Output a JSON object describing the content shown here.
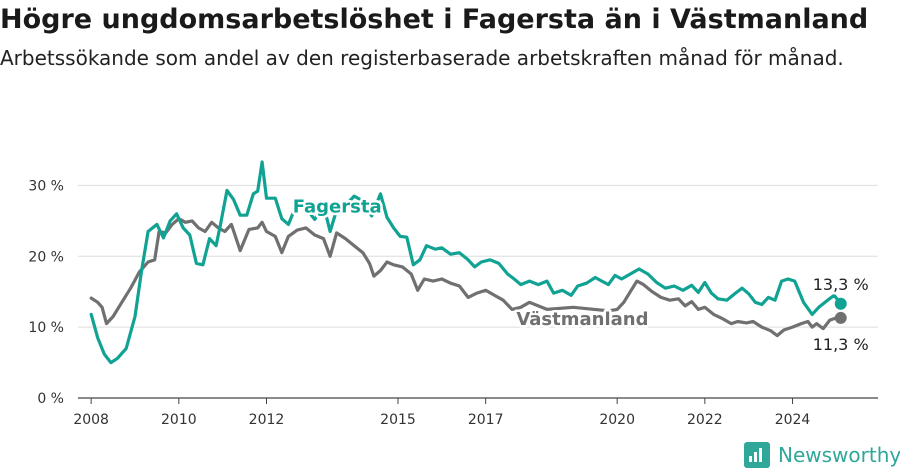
{
  "title": "Högre ungdomsarbetslöshet i Fagersta än i Västmanland",
  "subtitle": "Arbetssökande som andel av den registerbaserade arbetskraften månad för månad.",
  "logo_text": "Newsworthy",
  "colors": {
    "fagersta": "#10a394",
    "vastmanland": "#707070",
    "grid": "#dddddd"
  },
  "chart_data": {
    "type": "line",
    "title": "Högre ungdomsarbetslöshet i Fagersta än i Västmanland",
    "ylim": [
      0,
      35
    ],
    "xlim": [
      2007.7,
      2025.95
    ],
    "y_ticks": [
      0,
      10,
      20,
      30
    ],
    "y_tick_labels": [
      "0 %",
      "10 %",
      "20 %",
      "30 %"
    ],
    "x_ticks": [
      2008,
      2010,
      2012,
      2015,
      2017,
      2020,
      2022,
      2024
    ],
    "x_tick_labels": [
      "2008",
      "2010",
      "2012",
      "2015",
      "2017",
      "2020",
      "2022",
      "2024"
    ],
    "grid": true,
    "series": [
      {
        "name": "Fagersta",
        "label": "Fagersta",
        "end_label": "13,3 %",
        "end_value": 13.3,
        "points": [
          [
            2008.0,
            11.8
          ],
          [
            2008.15,
            8.5
          ],
          [
            2008.3,
            6.2
          ],
          [
            2008.45,
            5.0
          ],
          [
            2008.6,
            5.6
          ],
          [
            2008.8,
            7.0
          ],
          [
            2009.0,
            11.5
          ],
          [
            2009.15,
            18.0
          ],
          [
            2009.3,
            23.5
          ],
          [
            2009.5,
            24.5
          ],
          [
            2009.65,
            22.6
          ],
          [
            2009.8,
            25.0
          ],
          [
            2009.95,
            26.0
          ],
          [
            2010.1,
            24.0
          ],
          [
            2010.25,
            23.0
          ],
          [
            2010.4,
            19.0
          ],
          [
            2010.55,
            18.8
          ],
          [
            2010.7,
            22.5
          ],
          [
            2010.85,
            21.5
          ],
          [
            2010.95,
            24.5
          ],
          [
            2011.1,
            29.3
          ],
          [
            2011.25,
            28.0
          ],
          [
            2011.4,
            25.8
          ],
          [
            2011.55,
            25.8
          ],
          [
            2011.7,
            28.8
          ],
          [
            2011.8,
            29.2
          ],
          [
            2011.9,
            33.3
          ],
          [
            2012.0,
            28.2
          ],
          [
            2012.2,
            28.2
          ],
          [
            2012.35,
            25.3
          ],
          [
            2012.5,
            24.5
          ],
          [
            2012.6,
            26.0
          ],
          [
            2012.8,
            27.5
          ],
          [
            2013.1,
            25.2
          ],
          [
            2013.25,
            26.6
          ],
          [
            2013.35,
            26.0
          ],
          [
            2013.45,
            23.5
          ],
          [
            2013.6,
            26.5
          ],
          [
            2013.85,
            27.5
          ],
          [
            2014.0,
            28.5
          ],
          [
            2014.2,
            27.8
          ],
          [
            2014.4,
            25.7
          ],
          [
            2014.6,
            28.8
          ],
          [
            2014.75,
            25.5
          ],
          [
            2014.9,
            24.0
          ],
          [
            2015.05,
            22.8
          ],
          [
            2015.2,
            22.7
          ],
          [
            2015.35,
            18.8
          ],
          [
            2015.5,
            19.5
          ],
          [
            2015.65,
            21.5
          ],
          [
            2015.85,
            21.0
          ],
          [
            2016.0,
            21.2
          ],
          [
            2016.2,
            20.3
          ],
          [
            2016.4,
            20.5
          ],
          [
            2016.6,
            19.5
          ],
          [
            2016.75,
            18.5
          ],
          [
            2016.9,
            19.2
          ],
          [
            2017.1,
            19.5
          ],
          [
            2017.3,
            19.0
          ],
          [
            2017.5,
            17.5
          ],
          [
            2017.65,
            16.8
          ],
          [
            2017.8,
            16.0
          ],
          [
            2018.0,
            16.5
          ],
          [
            2018.2,
            16.0
          ],
          [
            2018.4,
            16.5
          ],
          [
            2018.55,
            14.8
          ],
          [
            2018.75,
            15.2
          ],
          [
            2018.95,
            14.5
          ],
          [
            2019.1,
            15.8
          ],
          [
            2019.3,
            16.2
          ],
          [
            2019.5,
            17.0
          ],
          [
            2019.65,
            16.5
          ],
          [
            2019.8,
            16.0
          ],
          [
            2019.95,
            17.3
          ],
          [
            2020.1,
            16.8
          ],
          [
            2020.3,
            17.5
          ],
          [
            2020.5,
            18.2
          ],
          [
            2020.7,
            17.5
          ],
          [
            2020.9,
            16.3
          ],
          [
            2021.1,
            15.5
          ],
          [
            2021.3,
            15.8
          ],
          [
            2021.5,
            15.2
          ],
          [
            2021.7,
            15.9
          ],
          [
            2021.85,
            14.9
          ],
          [
            2022.0,
            16.3
          ],
          [
            2022.15,
            14.8
          ],
          [
            2022.3,
            14.0
          ],
          [
            2022.5,
            13.8
          ],
          [
            2022.7,
            14.8
          ],
          [
            2022.85,
            15.5
          ],
          [
            2023.0,
            14.7
          ],
          [
            2023.15,
            13.5
          ],
          [
            2023.3,
            13.2
          ],
          [
            2023.45,
            14.2
          ],
          [
            2023.6,
            13.8
          ],
          [
            2023.75,
            16.5
          ],
          [
            2023.9,
            16.8
          ],
          [
            2024.05,
            16.5
          ],
          [
            2024.25,
            13.5
          ],
          [
            2024.45,
            11.8
          ],
          [
            2024.6,
            12.8
          ],
          [
            2024.8,
            13.8
          ],
          [
            2024.95,
            14.5
          ],
          [
            2025.1,
            13.3
          ]
        ]
      },
      {
        "name": "Västmanland",
        "label": "Västmanland",
        "end_label": "11,3 %",
        "end_value": 11.3,
        "points": [
          [
            2008.0,
            14.1
          ],
          [
            2008.15,
            13.5
          ],
          [
            2008.25,
            12.8
          ],
          [
            2008.35,
            10.5
          ],
          [
            2008.5,
            11.5
          ],
          [
            2008.7,
            13.5
          ],
          [
            2008.9,
            15.5
          ],
          [
            2009.1,
            17.8
          ],
          [
            2009.3,
            19.2
          ],
          [
            2009.45,
            19.5
          ],
          [
            2009.55,
            23.5
          ],
          [
            2009.7,
            23.3
          ],
          [
            2009.85,
            24.5
          ],
          [
            2010.0,
            25.3
          ],
          [
            2010.15,
            24.8
          ],
          [
            2010.3,
            25.0
          ],
          [
            2010.45,
            24.0
          ],
          [
            2010.6,
            23.5
          ],
          [
            2010.75,
            24.8
          ],
          [
            2010.9,
            24.0
          ],
          [
            2011.05,
            23.5
          ],
          [
            2011.2,
            24.5
          ],
          [
            2011.4,
            20.8
          ],
          [
            2011.6,
            23.8
          ],
          [
            2011.8,
            24.0
          ],
          [
            2011.9,
            24.8
          ],
          [
            2012.0,
            23.5
          ],
          [
            2012.2,
            22.8
          ],
          [
            2012.35,
            20.5
          ],
          [
            2012.5,
            22.8
          ],
          [
            2012.7,
            23.7
          ],
          [
            2012.9,
            24.0
          ],
          [
            2013.1,
            23.0
          ],
          [
            2013.3,
            22.5
          ],
          [
            2013.45,
            20.0
          ],
          [
            2013.6,
            23.3
          ],
          [
            2013.8,
            22.5
          ],
          [
            2014.0,
            21.5
          ],
          [
            2014.2,
            20.5
          ],
          [
            2014.35,
            19.0
          ],
          [
            2014.45,
            17.2
          ],
          [
            2014.6,
            18.0
          ],
          [
            2014.75,
            19.2
          ],
          [
            2014.9,
            18.8
          ],
          [
            2015.1,
            18.5
          ],
          [
            2015.3,
            17.5
          ],
          [
            2015.45,
            15.2
          ],
          [
            2015.6,
            16.8
          ],
          [
            2015.8,
            16.5
          ],
          [
            2016.0,
            16.8
          ],
          [
            2016.2,
            16.2
          ],
          [
            2016.4,
            15.8
          ],
          [
            2016.6,
            14.2
          ],
          [
            2016.8,
            14.8
          ],
          [
            2017.0,
            15.2
          ],
          [
            2017.2,
            14.5
          ],
          [
            2017.4,
            13.8
          ],
          [
            2017.6,
            12.5
          ],
          [
            2017.8,
            12.8
          ],
          [
            2018.0,
            13.5
          ],
          [
            2018.2,
            13.0
          ],
          [
            2018.4,
            12.5
          ],
          [
            2019.0,
            12.8
          ],
          [
            2019.8,
            12.3
          ],
          [
            2020.0,
            12.5
          ],
          [
            2020.15,
            13.5
          ],
          [
            2020.3,
            15.0
          ],
          [
            2020.45,
            16.5
          ],
          [
            2020.6,
            16.0
          ],
          [
            2020.8,
            15.0
          ],
          [
            2021.0,
            14.2
          ],
          [
            2021.2,
            13.8
          ],
          [
            2021.4,
            14.0
          ],
          [
            2021.55,
            13.0
          ],
          [
            2021.7,
            13.6
          ],
          [
            2021.85,
            12.5
          ],
          [
            2022.0,
            12.8
          ],
          [
            2022.2,
            11.8
          ],
          [
            2022.4,
            11.2
          ],
          [
            2022.6,
            10.5
          ],
          [
            2022.75,
            10.8
          ],
          [
            2022.95,
            10.6
          ],
          [
            2023.1,
            10.8
          ],
          [
            2023.3,
            10.0
          ],
          [
            2023.5,
            9.5
          ],
          [
            2023.65,
            8.8
          ],
          [
            2023.8,
            9.6
          ],
          [
            2024.0,
            10.0
          ],
          [
            2024.2,
            10.5
          ],
          [
            2024.35,
            10.8
          ],
          [
            2024.45,
            10.0
          ],
          [
            2024.55,
            10.5
          ],
          [
            2024.7,
            9.8
          ],
          [
            2024.85,
            11.0
          ],
          [
            2025.0,
            11.3
          ],
          [
            2025.1,
            11.3
          ]
        ]
      }
    ]
  }
}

# WORK REQUIRED
Using the entries above, return each line that includes the word "ungdomsarbetslöshet".

# COMPLETE OUTPUT
  "title": "Högre ungdomsarbetslöshet i Fagersta än i Västmanland",
    "title": "Högre ungdomsarbetslöshet i Fagersta än i Västmanland",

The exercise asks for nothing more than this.